-- BEGIN Dataset excerpts --

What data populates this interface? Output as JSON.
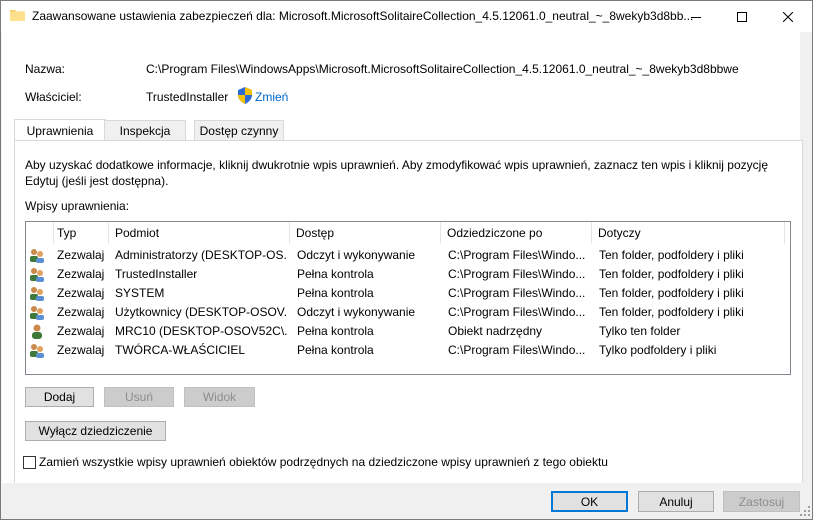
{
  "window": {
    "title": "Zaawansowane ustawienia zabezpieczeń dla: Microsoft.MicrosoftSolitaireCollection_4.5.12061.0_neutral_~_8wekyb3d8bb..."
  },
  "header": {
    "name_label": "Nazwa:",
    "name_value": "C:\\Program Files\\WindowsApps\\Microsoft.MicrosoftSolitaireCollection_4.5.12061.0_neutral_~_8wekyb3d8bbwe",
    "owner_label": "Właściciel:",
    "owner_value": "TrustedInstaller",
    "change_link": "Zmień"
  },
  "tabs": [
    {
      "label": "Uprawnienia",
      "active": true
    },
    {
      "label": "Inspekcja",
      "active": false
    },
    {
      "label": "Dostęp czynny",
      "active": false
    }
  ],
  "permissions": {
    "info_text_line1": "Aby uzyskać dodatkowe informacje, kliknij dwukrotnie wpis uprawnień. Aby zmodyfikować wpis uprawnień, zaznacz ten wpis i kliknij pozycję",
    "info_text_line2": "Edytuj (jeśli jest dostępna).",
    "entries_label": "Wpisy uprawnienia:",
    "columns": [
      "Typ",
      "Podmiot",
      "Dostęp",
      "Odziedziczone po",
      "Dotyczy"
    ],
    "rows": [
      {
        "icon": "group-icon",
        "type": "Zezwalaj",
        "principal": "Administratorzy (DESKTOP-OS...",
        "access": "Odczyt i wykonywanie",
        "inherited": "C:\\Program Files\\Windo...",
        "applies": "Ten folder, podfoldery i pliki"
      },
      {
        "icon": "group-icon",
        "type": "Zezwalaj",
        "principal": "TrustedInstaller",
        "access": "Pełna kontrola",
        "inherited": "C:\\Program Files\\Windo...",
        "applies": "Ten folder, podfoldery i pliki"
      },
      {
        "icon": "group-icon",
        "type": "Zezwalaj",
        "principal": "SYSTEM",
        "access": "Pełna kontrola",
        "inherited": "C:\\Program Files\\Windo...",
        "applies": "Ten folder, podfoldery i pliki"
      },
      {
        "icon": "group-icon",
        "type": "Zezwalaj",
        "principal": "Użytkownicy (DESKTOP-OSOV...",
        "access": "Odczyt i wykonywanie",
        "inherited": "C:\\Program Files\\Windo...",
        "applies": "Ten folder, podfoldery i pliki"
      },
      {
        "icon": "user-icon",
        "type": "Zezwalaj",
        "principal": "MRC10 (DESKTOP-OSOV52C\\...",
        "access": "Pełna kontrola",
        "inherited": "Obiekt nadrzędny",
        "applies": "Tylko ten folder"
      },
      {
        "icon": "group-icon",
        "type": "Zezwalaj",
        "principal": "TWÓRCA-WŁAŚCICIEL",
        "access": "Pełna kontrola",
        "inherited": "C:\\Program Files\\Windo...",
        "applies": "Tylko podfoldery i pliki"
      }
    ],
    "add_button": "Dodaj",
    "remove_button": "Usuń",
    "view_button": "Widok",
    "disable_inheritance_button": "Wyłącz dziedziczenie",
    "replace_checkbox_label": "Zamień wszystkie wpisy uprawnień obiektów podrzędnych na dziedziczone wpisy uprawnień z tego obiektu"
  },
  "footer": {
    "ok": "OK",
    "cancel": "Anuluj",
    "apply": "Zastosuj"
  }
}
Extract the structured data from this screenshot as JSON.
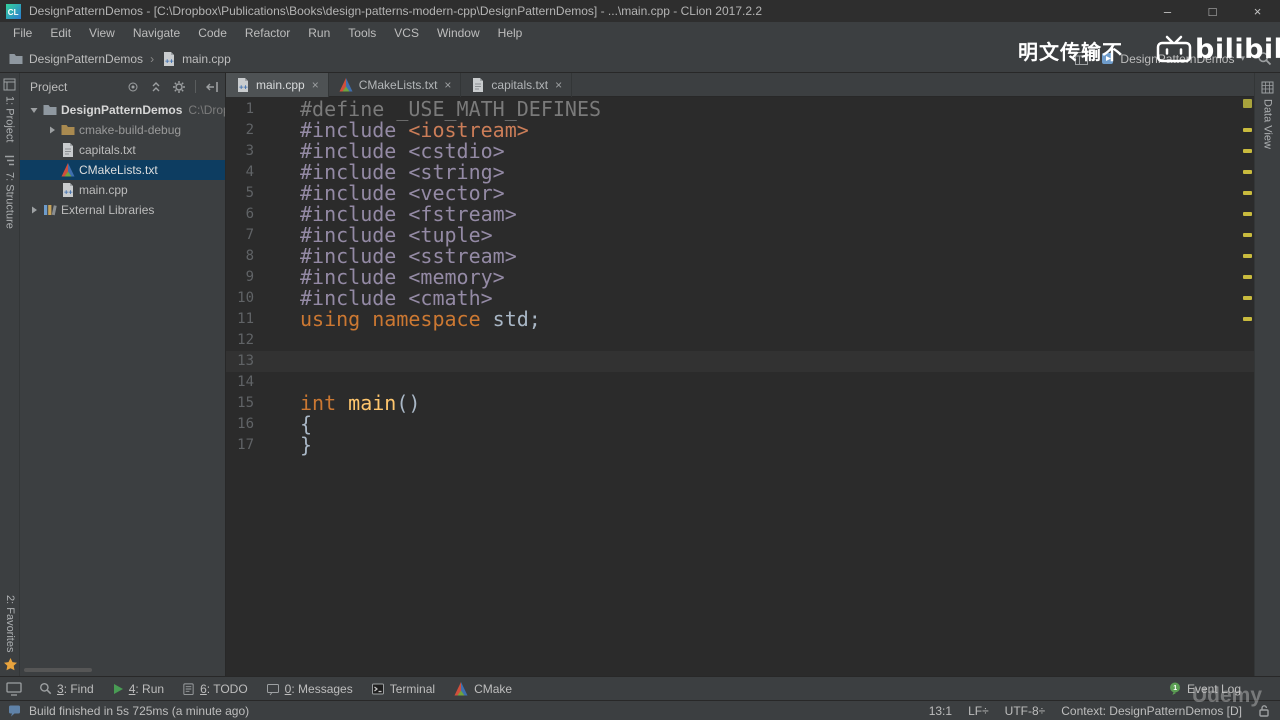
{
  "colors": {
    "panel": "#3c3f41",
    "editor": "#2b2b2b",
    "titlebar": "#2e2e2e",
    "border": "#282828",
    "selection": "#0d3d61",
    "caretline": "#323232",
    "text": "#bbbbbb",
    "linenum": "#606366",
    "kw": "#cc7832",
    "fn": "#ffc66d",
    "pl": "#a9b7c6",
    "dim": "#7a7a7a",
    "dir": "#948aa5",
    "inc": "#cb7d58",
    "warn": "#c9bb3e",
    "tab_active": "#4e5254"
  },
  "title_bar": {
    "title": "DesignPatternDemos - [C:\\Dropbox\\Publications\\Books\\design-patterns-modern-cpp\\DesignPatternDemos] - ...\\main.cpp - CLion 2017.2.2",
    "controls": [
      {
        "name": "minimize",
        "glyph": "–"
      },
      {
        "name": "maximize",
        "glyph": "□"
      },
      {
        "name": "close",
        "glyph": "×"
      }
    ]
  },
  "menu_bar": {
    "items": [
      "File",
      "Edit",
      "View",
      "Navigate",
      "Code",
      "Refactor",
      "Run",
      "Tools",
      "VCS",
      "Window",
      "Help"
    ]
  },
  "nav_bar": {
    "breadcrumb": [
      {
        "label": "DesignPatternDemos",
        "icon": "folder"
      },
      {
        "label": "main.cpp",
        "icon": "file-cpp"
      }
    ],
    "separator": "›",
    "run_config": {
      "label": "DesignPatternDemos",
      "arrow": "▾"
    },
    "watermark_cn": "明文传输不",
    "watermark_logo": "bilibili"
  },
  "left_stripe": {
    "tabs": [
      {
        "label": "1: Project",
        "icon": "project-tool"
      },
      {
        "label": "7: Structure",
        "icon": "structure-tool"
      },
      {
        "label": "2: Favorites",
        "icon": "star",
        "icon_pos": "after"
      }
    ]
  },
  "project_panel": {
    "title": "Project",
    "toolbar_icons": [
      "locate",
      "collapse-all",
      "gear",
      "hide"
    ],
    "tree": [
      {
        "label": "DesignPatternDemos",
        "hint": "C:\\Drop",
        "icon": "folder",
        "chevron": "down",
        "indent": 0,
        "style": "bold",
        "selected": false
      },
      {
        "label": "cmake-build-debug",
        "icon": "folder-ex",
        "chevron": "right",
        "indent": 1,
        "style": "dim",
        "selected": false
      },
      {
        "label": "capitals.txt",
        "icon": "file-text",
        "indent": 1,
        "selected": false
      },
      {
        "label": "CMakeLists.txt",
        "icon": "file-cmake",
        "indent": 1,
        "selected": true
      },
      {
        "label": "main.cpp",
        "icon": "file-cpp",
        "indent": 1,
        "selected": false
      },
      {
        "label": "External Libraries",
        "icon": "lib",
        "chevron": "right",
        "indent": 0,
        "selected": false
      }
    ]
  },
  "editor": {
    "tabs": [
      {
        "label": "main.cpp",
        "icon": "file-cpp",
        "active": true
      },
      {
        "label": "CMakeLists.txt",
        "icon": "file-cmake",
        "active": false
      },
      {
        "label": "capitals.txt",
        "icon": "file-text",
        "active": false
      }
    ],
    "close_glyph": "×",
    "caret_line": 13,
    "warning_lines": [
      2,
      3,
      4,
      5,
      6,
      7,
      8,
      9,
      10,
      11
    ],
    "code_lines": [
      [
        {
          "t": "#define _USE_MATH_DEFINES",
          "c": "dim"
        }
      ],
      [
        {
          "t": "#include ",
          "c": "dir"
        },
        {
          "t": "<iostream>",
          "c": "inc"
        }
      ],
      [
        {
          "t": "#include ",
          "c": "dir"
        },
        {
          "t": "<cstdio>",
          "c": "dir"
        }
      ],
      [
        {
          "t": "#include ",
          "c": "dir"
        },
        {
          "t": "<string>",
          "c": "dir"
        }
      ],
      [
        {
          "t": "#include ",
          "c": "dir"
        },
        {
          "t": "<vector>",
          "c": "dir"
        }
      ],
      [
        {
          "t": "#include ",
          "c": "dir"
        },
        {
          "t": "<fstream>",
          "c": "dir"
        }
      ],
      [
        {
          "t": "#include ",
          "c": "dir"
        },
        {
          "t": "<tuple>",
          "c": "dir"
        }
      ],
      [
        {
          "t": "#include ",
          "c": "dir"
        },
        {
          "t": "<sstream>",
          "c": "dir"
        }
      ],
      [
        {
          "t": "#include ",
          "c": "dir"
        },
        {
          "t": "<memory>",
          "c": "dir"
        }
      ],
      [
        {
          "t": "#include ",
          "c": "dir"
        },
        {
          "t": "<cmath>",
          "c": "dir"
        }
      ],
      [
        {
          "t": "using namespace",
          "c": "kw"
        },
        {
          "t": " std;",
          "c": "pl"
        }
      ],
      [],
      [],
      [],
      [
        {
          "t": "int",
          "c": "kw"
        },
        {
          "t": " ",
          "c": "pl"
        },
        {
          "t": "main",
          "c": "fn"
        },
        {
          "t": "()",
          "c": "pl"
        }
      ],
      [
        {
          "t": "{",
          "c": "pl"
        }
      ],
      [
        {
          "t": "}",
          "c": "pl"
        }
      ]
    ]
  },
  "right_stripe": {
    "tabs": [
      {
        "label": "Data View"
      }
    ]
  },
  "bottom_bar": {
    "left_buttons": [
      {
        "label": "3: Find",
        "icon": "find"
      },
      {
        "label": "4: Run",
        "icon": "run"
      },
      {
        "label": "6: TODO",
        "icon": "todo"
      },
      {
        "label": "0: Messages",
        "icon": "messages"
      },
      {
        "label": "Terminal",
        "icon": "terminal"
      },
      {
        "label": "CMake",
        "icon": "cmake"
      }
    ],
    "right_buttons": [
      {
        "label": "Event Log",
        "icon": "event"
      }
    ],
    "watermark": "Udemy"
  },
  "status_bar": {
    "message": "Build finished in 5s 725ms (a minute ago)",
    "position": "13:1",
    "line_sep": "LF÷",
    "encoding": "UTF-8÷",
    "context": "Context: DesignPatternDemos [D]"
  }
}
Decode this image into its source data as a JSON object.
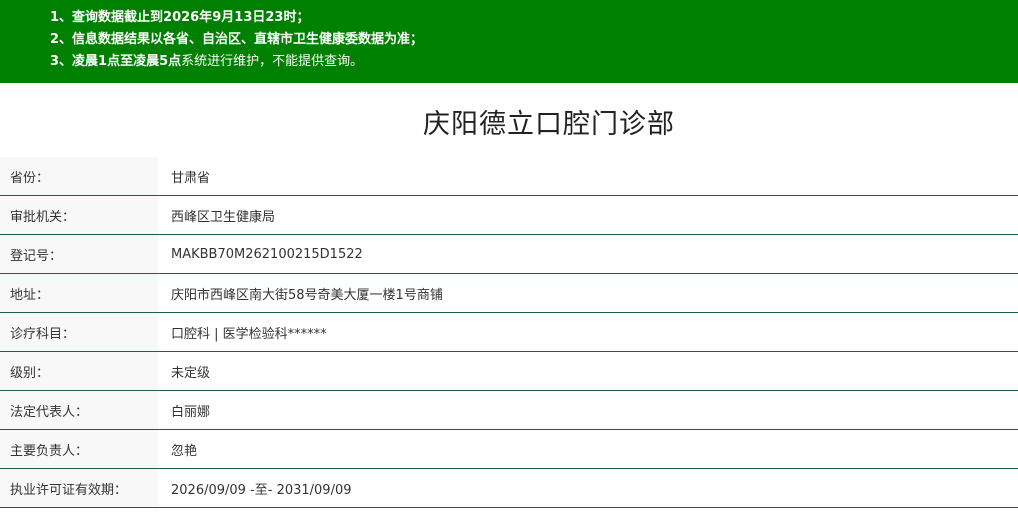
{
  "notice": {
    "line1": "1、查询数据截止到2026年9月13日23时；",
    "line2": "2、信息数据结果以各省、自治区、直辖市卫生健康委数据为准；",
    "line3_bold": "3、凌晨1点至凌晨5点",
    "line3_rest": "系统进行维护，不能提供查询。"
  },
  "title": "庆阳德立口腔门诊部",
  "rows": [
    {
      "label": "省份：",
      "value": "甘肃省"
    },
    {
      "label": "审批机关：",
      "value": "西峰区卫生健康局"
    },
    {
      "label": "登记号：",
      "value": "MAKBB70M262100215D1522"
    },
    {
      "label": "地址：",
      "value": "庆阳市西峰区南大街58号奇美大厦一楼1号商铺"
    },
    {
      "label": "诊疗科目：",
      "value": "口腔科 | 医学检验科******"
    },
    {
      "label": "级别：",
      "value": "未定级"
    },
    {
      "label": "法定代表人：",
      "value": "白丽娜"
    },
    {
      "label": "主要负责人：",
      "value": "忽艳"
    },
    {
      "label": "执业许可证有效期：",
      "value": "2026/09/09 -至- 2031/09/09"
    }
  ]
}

-- END Dataset excerpts --

_Direction_.
Pictures do not go in the copy. Write out exactly the lines from the line containing "Decode this image" through the last line of the listing.

_Result of the task_.
Decode this image into its source data as a JSON object.
{
  "notice": {
    "line1": "1、查询数据截止到2026年9月13日23时；",
    "line2": "2、信息数据结果以各省、自治区、直辖市卫生健康委数据为准；",
    "line3_bold": "3、凌晨1点至凌晨5点",
    "line3_rest": "系统进行维护，不能提供查询。"
  },
  "title": "庆阳德立口腔门诊部",
  "rows": [
    {
      "label": "省份：",
      "value": "甘肃省"
    },
    {
      "label": "审批机关：",
      "value": "西峰区卫生健康局"
    },
    {
      "label": "登记号：",
      "value": "MAKBB70M262100215D1522"
    },
    {
      "label": "地址：",
      "value": "庆阳市西峰区南大街58号奇美大厦一楼1号商铺"
    },
    {
      "label": "诊疗科目：",
      "value": "口腔科 | 医学检验科******"
    },
    {
      "label": "级别：",
      "value": "未定级"
    },
    {
      "label": "法定代表人：",
      "value": "白丽娜"
    },
    {
      "label": "主要负责人：",
      "value": "忽艳"
    },
    {
      "label": "执业许可证有效期：",
      "value": "2026/09/09 -至- 2031/09/09"
    }
  ]
}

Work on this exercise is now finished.